Given exercise: Transcribe every entry word for word. Skip the pictures.

☆ ☆ ☆ ☆ ☆

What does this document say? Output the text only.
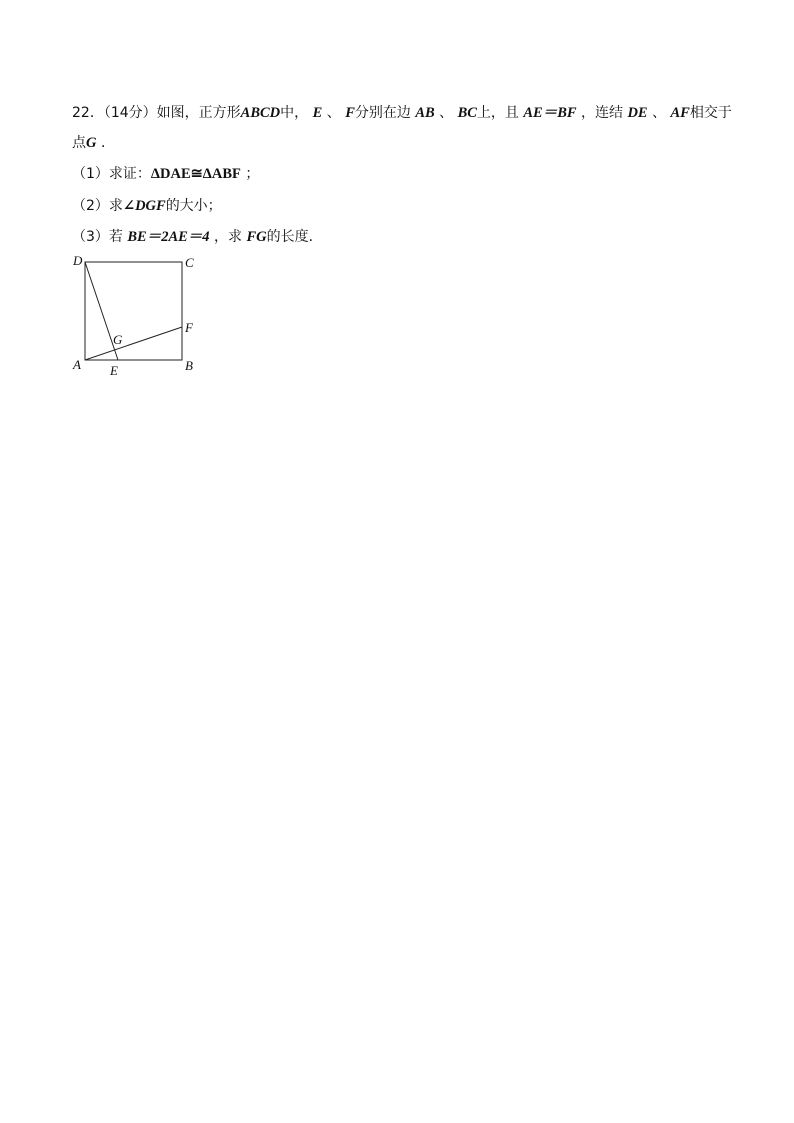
22．（14分）如图，正方形ABCD中， E 、 F分别在边 AB 、 BC上，且 AE＝BF ，连结 DE 、 AF相交于
点G ．
（1）求证：ΔDAE≅ΔABF ；
（2）求∠DGF的大小；
（3）若 BE＝2AE＝4 ，求 FG的长度．
D	C
F
G
A E	B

☆ ☆ ☆ ☆ ☆

Full answer:
What does this document say? Output the text only.
22．（14分）如图，正方形ABCD中， E 、 F分别在边 AB 、 BC上，且 AE＝BF ，连结 DE 、 AF相交于
点G ．
（1）求证：ΔDAE≅ΔABF ；
（2）求∠DGF的大小；
（3）若 BE＝2AE＝4 ，求 FG的长度．
D	C
F
G
A E	B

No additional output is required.